[Information given]
#####
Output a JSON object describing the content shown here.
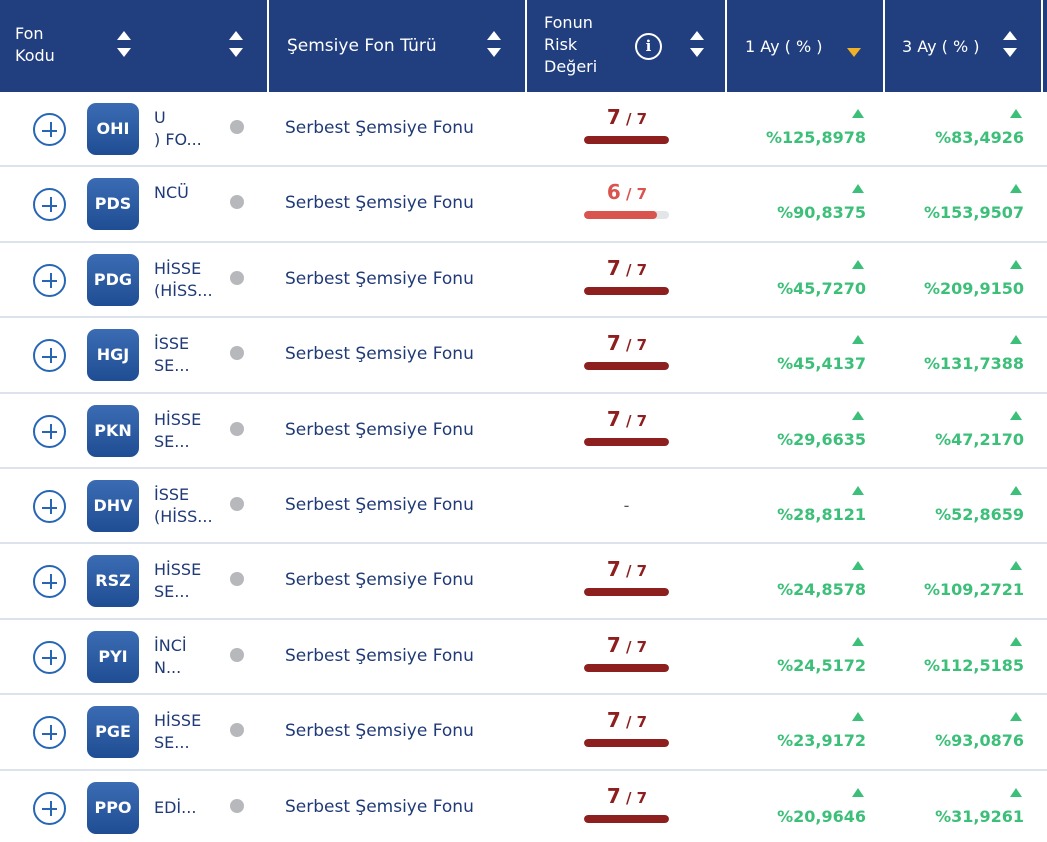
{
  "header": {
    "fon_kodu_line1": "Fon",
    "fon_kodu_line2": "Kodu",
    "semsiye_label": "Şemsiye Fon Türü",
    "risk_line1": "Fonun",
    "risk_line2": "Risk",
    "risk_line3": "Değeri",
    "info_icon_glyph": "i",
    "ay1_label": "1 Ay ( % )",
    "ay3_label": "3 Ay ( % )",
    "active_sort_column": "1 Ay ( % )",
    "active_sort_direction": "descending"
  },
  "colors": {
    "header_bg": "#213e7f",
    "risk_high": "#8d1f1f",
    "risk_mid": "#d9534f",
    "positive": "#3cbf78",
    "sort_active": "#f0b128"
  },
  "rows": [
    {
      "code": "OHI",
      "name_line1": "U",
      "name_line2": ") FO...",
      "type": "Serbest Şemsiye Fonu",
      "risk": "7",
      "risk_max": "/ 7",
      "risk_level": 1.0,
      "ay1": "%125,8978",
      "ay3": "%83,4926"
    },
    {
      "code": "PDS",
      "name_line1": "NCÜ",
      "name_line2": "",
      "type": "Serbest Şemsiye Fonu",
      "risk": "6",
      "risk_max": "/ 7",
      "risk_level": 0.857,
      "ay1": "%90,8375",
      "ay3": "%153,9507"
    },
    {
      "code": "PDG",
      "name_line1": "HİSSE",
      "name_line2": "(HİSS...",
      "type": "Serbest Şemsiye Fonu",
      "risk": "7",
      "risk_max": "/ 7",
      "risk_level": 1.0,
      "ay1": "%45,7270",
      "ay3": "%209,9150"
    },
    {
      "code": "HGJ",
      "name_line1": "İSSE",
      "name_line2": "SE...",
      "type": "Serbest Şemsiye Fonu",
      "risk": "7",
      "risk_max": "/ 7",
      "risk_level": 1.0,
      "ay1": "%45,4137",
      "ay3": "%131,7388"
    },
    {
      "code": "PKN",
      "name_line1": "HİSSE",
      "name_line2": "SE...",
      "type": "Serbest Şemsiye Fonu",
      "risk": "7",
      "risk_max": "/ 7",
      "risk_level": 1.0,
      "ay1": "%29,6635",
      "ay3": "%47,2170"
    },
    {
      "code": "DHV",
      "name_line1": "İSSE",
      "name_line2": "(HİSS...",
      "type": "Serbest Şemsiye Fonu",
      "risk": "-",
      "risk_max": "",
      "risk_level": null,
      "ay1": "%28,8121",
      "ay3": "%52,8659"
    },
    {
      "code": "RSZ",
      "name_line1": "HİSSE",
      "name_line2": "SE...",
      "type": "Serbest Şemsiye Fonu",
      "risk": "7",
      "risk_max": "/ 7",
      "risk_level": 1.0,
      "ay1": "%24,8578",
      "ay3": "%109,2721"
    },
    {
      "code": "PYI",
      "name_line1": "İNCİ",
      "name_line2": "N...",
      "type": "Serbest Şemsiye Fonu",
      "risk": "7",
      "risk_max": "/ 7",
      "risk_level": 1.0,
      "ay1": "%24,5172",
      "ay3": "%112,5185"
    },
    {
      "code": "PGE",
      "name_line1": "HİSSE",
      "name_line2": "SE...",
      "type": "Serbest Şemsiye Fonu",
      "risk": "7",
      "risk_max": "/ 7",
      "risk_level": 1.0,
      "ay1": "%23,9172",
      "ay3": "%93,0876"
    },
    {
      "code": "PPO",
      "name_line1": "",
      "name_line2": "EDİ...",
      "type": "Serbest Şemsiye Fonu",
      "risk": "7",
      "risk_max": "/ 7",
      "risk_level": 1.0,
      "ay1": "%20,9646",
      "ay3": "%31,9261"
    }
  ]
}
#####
[Prompt] Repeat the entries exactly and keep the pictures out of the copy.

[Final result]
Output a JSON object describing the content shown here.
{
  "header": {
    "fon_kodu_line1": "Fon",
    "fon_kodu_line2": "Kodu",
    "semsiye_label": "Şemsiye Fon Türü",
    "risk_line1": "Fonun",
    "risk_line2": "Risk",
    "risk_line3": "Değeri",
    "info_icon_glyph": "i",
    "ay1_label": "1 Ay ( % )",
    "ay3_label": "3 Ay ( % )",
    "active_sort_column": "1 Ay ( % )",
    "active_sort_direction": "descending"
  },
  "colors": {
    "header_bg": "#213e7f",
    "risk_high": "#8d1f1f",
    "risk_mid": "#d9534f",
    "positive": "#3cbf78",
    "sort_active": "#f0b128"
  },
  "rows": [
    {
      "code": "OHI",
      "name_line1": "U",
      "name_line2": ") FO...",
      "type": "Serbest Şemsiye Fonu",
      "risk": "7",
      "risk_max": "/ 7",
      "risk_level": 1.0,
      "ay1": "%125,8978",
      "ay3": "%83,4926"
    },
    {
      "code": "PDS",
      "name_line1": "NCÜ",
      "name_line2": "",
      "type": "Serbest Şemsiye Fonu",
      "risk": "6",
      "risk_max": "/ 7",
      "risk_level": 0.857,
      "ay1": "%90,8375",
      "ay3": "%153,9507"
    },
    {
      "code": "PDG",
      "name_line1": "HİSSE",
      "name_line2": "(HİSS...",
      "type": "Serbest Şemsiye Fonu",
      "risk": "7",
      "risk_max": "/ 7",
      "risk_level": 1.0,
      "ay1": "%45,7270",
      "ay3": "%209,9150"
    },
    {
      "code": "HGJ",
      "name_line1": "İSSE",
      "name_line2": "SE...",
      "type": "Serbest Şemsiye Fonu",
      "risk": "7",
      "risk_max": "/ 7",
      "risk_level": 1.0,
      "ay1": "%45,4137",
      "ay3": "%131,7388"
    },
    {
      "code": "PKN",
      "name_line1": "HİSSE",
      "name_line2": "SE...",
      "type": "Serbest Şemsiye Fonu",
      "risk": "7",
      "risk_max": "/ 7",
      "risk_level": 1.0,
      "ay1": "%29,6635",
      "ay3": "%47,2170"
    },
    {
      "code": "DHV",
      "name_line1": "İSSE",
      "name_line2": "(HİSS...",
      "type": "Serbest Şemsiye Fonu",
      "risk": "-",
      "risk_max": "",
      "risk_level": null,
      "ay1": "%28,8121",
      "ay3": "%52,8659"
    },
    {
      "code": "RSZ",
      "name_line1": "HİSSE",
      "name_line2": "SE...",
      "type": "Serbest Şemsiye Fonu",
      "risk": "7",
      "risk_max": "/ 7",
      "risk_level": 1.0,
      "ay1": "%24,8578",
      "ay3": "%109,2721"
    },
    {
      "code": "PYI",
      "name_line1": "İNCİ",
      "name_line2": "N...",
      "type": "Serbest Şemsiye Fonu",
      "risk": "7",
      "risk_max": "/ 7",
      "risk_level": 1.0,
      "ay1": "%24,5172",
      "ay3": "%112,5185"
    },
    {
      "code": "PGE",
      "name_line1": "HİSSE",
      "name_line2": "SE...",
      "type": "Serbest Şemsiye Fonu",
      "risk": "7",
      "risk_max": "/ 7",
      "risk_level": 1.0,
      "ay1": "%23,9172",
      "ay3": "%93,0876"
    },
    {
      "code": "PPO",
      "name_line1": "",
      "name_line2": "EDİ...",
      "type": "Serbest Şemsiye Fonu",
      "risk": "7",
      "risk_max": "/ 7",
      "risk_level": 1.0,
      "ay1": "%20,9646",
      "ay3": "%31,9261"
    }
  ]
}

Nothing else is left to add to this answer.